# REQUEST:
Please tally the lines in the material below that contain the string "pattern", counting uppercase and lowercase as different, and reply with the number alone.

(Layout records)
[BEGIN]

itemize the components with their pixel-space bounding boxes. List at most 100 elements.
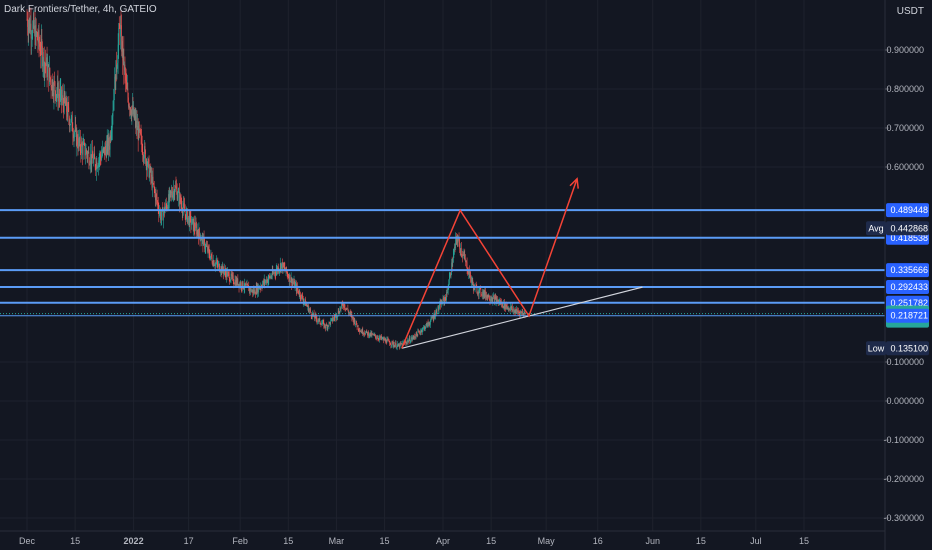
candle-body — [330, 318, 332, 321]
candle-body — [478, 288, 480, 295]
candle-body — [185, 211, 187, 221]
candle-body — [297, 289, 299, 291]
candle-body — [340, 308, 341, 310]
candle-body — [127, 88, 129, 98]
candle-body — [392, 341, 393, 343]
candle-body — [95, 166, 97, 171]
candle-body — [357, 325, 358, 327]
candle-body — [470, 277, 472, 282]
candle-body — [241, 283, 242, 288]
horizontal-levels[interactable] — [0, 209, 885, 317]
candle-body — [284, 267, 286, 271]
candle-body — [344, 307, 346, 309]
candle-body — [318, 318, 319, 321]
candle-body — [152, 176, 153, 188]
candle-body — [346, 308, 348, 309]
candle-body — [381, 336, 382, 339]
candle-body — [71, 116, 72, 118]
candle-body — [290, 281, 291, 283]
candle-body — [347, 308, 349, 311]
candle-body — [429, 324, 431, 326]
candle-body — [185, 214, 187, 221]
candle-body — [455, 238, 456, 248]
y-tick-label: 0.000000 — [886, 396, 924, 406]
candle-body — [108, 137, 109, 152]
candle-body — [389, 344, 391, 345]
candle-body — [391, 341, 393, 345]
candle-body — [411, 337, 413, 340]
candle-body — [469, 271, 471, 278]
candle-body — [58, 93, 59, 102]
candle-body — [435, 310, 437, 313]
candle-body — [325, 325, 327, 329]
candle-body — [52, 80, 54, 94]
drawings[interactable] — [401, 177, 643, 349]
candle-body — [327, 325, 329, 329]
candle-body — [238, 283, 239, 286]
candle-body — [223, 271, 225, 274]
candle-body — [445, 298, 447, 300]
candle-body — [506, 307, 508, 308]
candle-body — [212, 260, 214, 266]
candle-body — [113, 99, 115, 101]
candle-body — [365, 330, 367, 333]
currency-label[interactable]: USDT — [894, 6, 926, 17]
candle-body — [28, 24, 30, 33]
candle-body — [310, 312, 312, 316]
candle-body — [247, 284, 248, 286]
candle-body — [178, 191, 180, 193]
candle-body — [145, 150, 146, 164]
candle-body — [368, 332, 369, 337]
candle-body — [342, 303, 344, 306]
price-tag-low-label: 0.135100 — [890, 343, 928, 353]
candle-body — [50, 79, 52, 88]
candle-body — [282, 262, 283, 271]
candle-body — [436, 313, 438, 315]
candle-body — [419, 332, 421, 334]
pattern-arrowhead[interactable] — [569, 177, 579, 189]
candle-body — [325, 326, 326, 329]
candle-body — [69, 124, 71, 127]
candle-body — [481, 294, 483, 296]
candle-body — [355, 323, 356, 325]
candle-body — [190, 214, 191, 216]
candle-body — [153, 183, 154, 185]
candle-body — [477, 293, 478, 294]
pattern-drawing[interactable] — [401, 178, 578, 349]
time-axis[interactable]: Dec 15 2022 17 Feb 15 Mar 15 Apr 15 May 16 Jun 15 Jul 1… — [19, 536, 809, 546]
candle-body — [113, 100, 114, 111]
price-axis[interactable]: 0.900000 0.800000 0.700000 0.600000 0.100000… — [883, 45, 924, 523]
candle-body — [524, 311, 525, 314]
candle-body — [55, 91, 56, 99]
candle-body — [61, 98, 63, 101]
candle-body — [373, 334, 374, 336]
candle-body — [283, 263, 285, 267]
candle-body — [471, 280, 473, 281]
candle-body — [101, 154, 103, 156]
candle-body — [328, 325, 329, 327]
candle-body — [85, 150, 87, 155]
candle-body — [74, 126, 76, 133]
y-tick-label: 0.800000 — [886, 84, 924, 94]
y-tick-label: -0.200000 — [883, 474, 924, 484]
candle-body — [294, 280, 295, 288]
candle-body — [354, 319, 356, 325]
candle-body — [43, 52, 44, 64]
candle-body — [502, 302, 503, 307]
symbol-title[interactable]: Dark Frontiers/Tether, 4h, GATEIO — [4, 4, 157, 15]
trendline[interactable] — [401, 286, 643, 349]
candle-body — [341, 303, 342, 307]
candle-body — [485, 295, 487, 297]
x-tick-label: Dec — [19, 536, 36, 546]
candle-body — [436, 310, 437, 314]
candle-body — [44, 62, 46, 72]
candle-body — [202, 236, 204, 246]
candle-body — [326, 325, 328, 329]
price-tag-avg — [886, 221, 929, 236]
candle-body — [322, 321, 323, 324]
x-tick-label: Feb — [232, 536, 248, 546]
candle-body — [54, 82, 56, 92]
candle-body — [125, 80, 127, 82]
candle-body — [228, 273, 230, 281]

[END]

# THE ANSWER:
2